start EXTRACTED RECORDS
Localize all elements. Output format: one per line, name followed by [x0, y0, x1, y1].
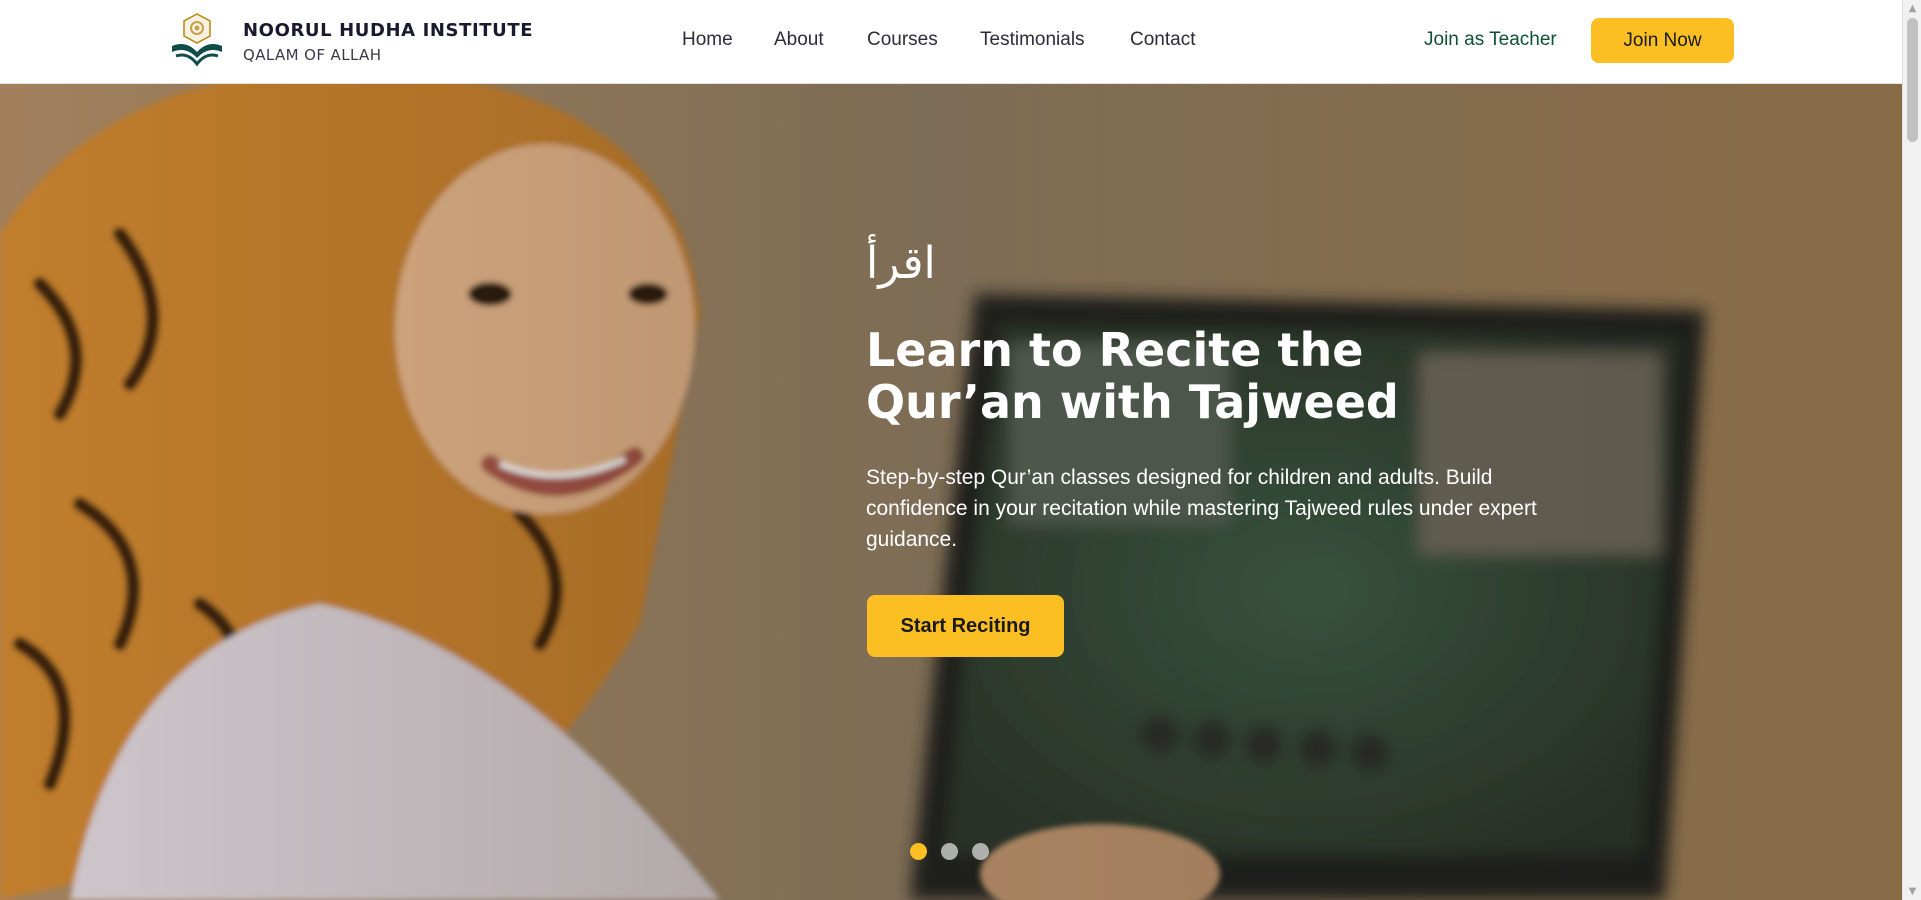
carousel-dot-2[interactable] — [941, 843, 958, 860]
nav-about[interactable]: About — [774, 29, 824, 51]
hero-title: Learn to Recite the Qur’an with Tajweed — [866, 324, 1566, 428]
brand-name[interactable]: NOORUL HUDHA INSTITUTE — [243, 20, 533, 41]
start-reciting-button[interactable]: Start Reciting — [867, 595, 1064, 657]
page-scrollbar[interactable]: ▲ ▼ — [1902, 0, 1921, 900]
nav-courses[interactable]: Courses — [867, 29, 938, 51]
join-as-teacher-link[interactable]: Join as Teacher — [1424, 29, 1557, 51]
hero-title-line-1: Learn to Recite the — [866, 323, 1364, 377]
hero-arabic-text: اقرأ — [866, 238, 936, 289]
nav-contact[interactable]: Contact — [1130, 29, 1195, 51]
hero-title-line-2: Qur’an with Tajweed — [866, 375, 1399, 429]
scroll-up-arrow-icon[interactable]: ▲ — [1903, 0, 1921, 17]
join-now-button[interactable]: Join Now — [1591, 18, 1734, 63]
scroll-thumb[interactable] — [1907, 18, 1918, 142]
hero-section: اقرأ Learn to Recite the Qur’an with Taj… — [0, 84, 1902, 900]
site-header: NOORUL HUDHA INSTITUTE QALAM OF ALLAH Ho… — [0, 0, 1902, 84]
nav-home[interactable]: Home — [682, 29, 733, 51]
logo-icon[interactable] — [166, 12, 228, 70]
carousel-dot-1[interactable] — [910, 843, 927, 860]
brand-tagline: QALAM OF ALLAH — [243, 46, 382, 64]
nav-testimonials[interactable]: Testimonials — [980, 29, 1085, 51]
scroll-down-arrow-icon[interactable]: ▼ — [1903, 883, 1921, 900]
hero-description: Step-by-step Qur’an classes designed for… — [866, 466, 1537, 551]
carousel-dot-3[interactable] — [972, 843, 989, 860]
end EXTRACTED RECORDS
start EXTRACTED RECORDS
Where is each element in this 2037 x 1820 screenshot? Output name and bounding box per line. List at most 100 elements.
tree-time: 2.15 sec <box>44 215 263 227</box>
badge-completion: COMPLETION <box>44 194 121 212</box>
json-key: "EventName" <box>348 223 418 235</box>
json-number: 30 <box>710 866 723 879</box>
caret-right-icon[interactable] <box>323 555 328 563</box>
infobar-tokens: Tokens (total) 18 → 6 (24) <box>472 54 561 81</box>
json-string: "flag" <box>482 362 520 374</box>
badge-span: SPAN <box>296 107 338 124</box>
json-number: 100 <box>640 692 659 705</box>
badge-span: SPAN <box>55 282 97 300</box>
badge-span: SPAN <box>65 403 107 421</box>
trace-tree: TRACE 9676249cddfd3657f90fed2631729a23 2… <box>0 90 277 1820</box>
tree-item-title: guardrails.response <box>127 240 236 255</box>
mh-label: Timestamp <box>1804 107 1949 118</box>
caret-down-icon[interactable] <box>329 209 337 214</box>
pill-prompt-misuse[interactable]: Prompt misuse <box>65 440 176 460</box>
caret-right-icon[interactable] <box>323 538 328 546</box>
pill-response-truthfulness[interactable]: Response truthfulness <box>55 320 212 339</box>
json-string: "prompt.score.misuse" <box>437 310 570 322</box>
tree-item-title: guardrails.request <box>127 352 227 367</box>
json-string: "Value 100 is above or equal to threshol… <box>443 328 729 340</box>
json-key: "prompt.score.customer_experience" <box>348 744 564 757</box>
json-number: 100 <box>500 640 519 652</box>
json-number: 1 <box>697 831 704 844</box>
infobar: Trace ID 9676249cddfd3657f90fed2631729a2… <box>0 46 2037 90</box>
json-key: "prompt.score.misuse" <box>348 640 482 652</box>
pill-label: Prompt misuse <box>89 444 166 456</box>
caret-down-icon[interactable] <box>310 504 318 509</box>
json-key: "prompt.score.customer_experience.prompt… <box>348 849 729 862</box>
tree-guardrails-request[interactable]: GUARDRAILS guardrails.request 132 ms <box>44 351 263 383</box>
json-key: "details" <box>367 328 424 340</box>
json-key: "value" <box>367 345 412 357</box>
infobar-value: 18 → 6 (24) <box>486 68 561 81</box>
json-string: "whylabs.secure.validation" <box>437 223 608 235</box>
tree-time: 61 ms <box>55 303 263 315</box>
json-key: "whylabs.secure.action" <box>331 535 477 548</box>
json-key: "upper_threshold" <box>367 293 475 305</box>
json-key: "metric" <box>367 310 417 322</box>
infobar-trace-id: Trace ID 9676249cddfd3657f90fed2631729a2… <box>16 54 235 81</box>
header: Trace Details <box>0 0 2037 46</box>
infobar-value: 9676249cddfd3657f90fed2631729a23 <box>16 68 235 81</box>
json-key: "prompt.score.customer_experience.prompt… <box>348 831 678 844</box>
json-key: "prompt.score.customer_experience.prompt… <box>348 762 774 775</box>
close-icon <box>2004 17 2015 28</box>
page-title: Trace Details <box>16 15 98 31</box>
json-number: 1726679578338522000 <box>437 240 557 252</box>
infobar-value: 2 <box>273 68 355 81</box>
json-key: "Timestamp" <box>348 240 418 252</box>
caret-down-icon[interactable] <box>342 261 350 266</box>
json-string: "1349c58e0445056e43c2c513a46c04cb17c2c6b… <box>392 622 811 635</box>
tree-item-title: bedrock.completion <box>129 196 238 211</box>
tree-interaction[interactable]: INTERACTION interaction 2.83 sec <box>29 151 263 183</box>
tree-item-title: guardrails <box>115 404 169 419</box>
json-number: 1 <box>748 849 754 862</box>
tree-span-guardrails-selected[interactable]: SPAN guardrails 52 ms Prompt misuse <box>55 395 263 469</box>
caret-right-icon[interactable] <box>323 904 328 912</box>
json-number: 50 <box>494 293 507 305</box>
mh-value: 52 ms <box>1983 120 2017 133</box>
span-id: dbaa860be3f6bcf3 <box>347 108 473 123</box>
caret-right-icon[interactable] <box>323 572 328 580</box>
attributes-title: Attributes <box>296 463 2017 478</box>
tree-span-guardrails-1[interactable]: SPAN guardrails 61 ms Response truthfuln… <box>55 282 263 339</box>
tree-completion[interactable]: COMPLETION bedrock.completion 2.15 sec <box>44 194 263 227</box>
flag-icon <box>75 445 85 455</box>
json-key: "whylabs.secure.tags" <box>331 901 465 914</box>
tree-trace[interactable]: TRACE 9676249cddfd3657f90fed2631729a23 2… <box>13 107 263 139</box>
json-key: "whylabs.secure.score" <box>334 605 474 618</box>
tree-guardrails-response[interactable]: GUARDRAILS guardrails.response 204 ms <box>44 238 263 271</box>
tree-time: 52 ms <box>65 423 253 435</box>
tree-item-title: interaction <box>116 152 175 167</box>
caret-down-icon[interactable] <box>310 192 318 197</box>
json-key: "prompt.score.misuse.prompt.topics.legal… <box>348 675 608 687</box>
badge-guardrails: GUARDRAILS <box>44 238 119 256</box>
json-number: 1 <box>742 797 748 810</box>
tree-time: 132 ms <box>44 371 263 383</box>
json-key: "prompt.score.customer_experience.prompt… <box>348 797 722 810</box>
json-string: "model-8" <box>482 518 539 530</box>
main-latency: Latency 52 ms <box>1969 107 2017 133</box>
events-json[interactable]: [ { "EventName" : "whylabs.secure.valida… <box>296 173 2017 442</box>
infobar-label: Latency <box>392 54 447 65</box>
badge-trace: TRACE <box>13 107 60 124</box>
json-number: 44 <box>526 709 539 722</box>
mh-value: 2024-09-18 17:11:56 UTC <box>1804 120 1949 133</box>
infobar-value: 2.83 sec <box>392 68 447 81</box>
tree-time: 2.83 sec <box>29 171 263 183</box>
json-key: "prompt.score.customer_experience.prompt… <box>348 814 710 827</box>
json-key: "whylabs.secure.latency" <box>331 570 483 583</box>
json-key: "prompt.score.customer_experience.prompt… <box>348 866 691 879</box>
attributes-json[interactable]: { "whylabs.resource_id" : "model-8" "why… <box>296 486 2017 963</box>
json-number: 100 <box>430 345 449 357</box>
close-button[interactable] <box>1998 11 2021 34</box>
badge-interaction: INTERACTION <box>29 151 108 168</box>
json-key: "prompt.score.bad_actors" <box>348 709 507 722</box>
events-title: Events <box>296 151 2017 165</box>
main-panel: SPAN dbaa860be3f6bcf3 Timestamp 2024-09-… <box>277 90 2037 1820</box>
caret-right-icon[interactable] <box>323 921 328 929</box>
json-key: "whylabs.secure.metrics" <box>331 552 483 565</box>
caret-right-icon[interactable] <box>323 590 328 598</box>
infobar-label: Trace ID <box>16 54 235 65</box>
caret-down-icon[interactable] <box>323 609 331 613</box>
end EXTRACTED RECORDS
**REQUIRED WORK:**
Write out the lines of the material verbatim, beginning at the line that contains "Where is each" and stopping after the line that contains "infobar-tokens: Tokens (total)".

**EXERCISE SOLUTION:**
Where is each element in this 2037 x 1820 screenshot? Output name and bounding box per line. List at most 100 elements.
tree-time: 2.15 sec <box>44 215 263 227</box>
badge-completion: COMPLETION <box>44 194 121 212</box>
json-key: "EventName" <box>348 223 418 235</box>
json-number: 30 <box>710 866 723 879</box>
caret-right-icon[interactable] <box>323 555 328 563</box>
infobar-tokens: Tokens (total) 18 → 6 (24) <box>472 54 561 81</box>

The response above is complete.